* _PROMPT_
Look for the string "text" in the lines and copy each line that has it.

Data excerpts

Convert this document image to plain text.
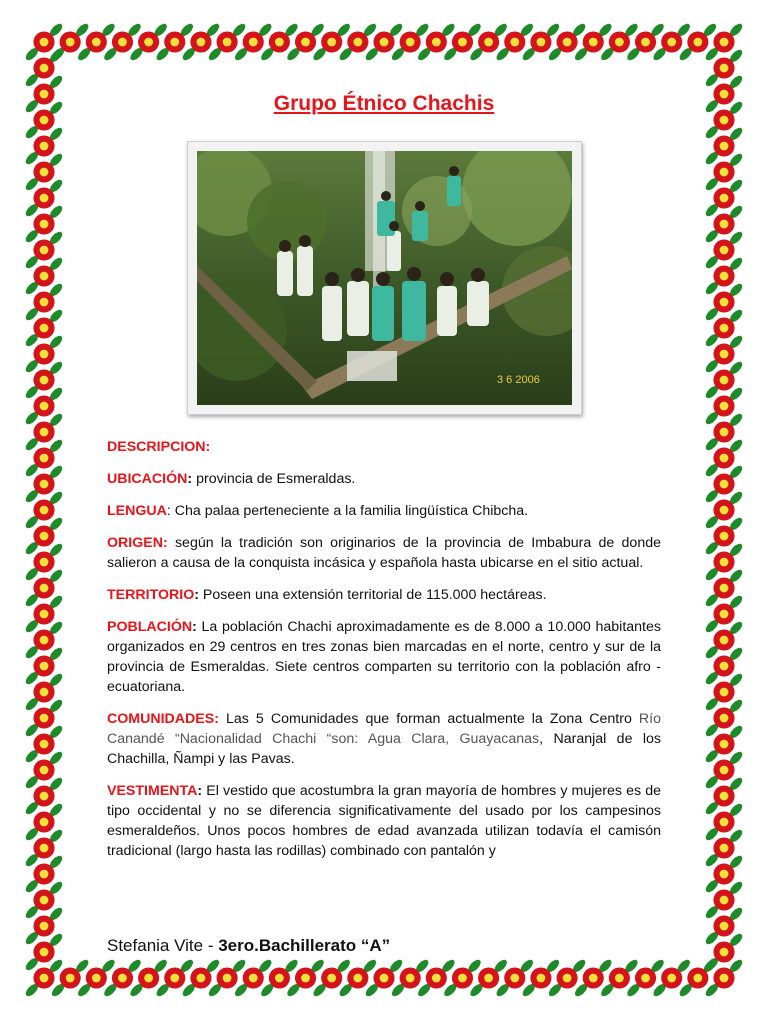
Grupo Étnico Chachis
3 6 2006

DESCRIPCION:

UBICACIÓN: provincia de Esmeraldas.

LENGUA: Cha palaa perteneciente a la familia lingüística Chibcha.

ORIGEN: según la tradición son originarios de la provincia de Imbabura de donde salieron a causa de la conquista incásica y española hasta ubicarse en el sitio actual.

TERRITORIO: Poseen una extensión territorial de 115.000 hectáreas.

POBLACIÓN: La población Chachi aproximadamente es de 8.000 a 10.000 habitantes organizados en 29 centros en tres zonas bien marcadas en el norte, centro y sur de la provincia de Esmeraldas. Siete centros comparten su territorio con la población afro - ecuatoriana.

COMUNIDADES: Las 5 Comunidades que forman actualmente la Zona Centro Río Canandé “Nacionalidad Chachi “son: Agua Clara, Guayacanas, Naranjal de los Chachilla, Ñampi y las Pavas.

VESTIMENTA: El vestido que acostumbra la gran mayoría de hombres y mujeres es de tipo occidental y no se diferencia significativamente del usado por los campesinos esmeraldeños. Unos pocos hombres de edad avanzada utilizan todavía el camisón tradicional (largo hasta las rodillas) combinado con pantalón y

Stefania Vite - 3ero.Bachillerato “A”
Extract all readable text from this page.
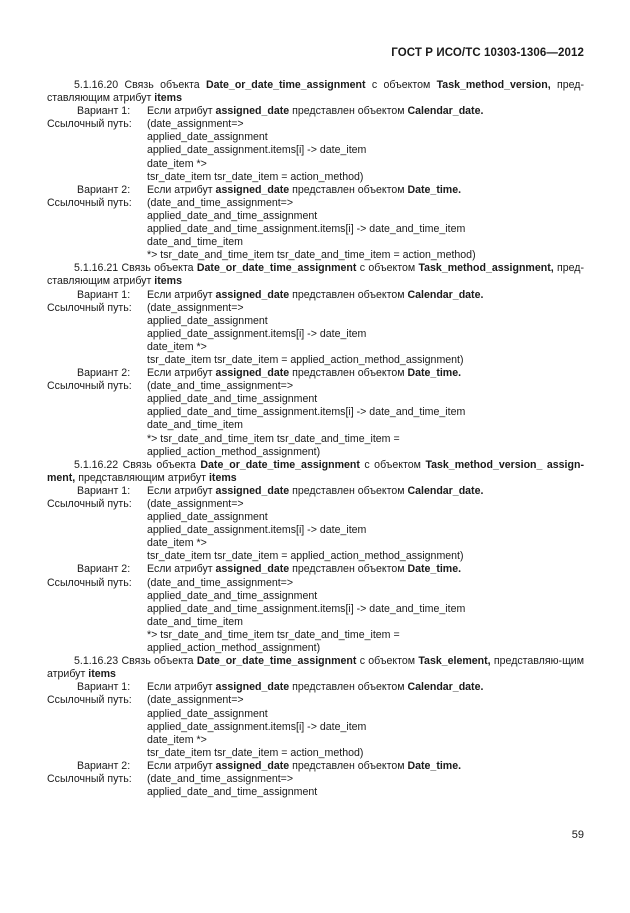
ГОСТ Р ИСО/ТС 10303-1306—2012

5.1.16.20 Связь объекта Date_or_date_time_assignment с объектом Task_method_version, пред-ставляющим атрибут items

Вариант 1:	Если атрибут assigned_date представлен объектом Calendar_date.
Ссылочный путь:	(date_assignment=>
applied_date_assignment
applied_date_assignment.items[i] -> date_item
date_item *>
tsr_date_item tsr_date_item = action_method)
Вариант 2:	Если атрибут assigned_date представлен объектом Date_time.
Ссылочный путь:	(date_and_time_assignment=>
applied_date_and_time_assignment
applied_date_and_time_assignment.items[i] -> date_and_time_item
date_and_time_item
*> tsr_date_and_time_item tsr_date_and_time_item = action_method)

5.1.16.21 Связь объекта Date_or_date_time_assignment с объектом Task_method_assignment, пред-ставляющим атрибут items

Вариант 1:	Если атрибут assigned_date представлен объектом Calendar_date.
Ссылочный путь:	(date_assignment=>
applied_date_assignment
applied_date_assignment.items[i] -> date_item
date_item *>
tsr_date_item tsr_date_item = applied_action_method_assignment)
Вариант 2:	Если атрибут assigned_date представлен объектом Date_time.
Ссылочный путь:	(date_and_time_assignment=>
applied_date_and_time_assignment
applied_date_and_time_assignment.items[i] -> date_and_time_item
date_and_time_item
*> tsr_date_and_time_item tsr_date_and_time_item =
applied_action_method_assignment)

5.1.16.22 Связь объекта Date_or_date_time_assignment с объектом Task_method_version_ assign-ment, представляющим атрибут items

Вариант 1:	Если атрибут assigned_date представлен объектом Calendar_date.
Ссылочный путь:	(date_assignment=>
applied_date_assignment
applied_date_assignment.items[i] -> date_item
date_item *>
tsr_date_item tsr_date_item = applied_action_method_assignment)
Вариант 2:	Если атрибут assigned_date представлен объектом Date_time.
Ссылочный путь:	(date_and_time_assignment=>
applied_date_and_time_assignment
applied_date_and_time_assignment.items[i] -> date_and_time_item
date_and_time_item
*> tsr_date_and_time_item tsr_date_and_time_item =
applied_action_method_assignment)

5.1.16.23 Связь объекта Date_or_date_time_assignment с объектом Task_element, представляю-щим атрибут items

Вариант 1:	Если атрибут assigned_date представлен объектом Calendar_date.
Ссылочный путь:	(date_assignment=>
applied_date_assignment
applied_date_assignment.items[i] -> date_item
date_item *>
tsr_date_item tsr_date_item = action_method)
Вариант 2:	Если атрибут assigned_date представлен объектом Date_time.
Ссылочный путь:	(date_and_time_assignment=>
applied_date_and_time_assignment
59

* _TASK OUTPUT_
Convert this document image to plain text.
Extract all readable text from this page.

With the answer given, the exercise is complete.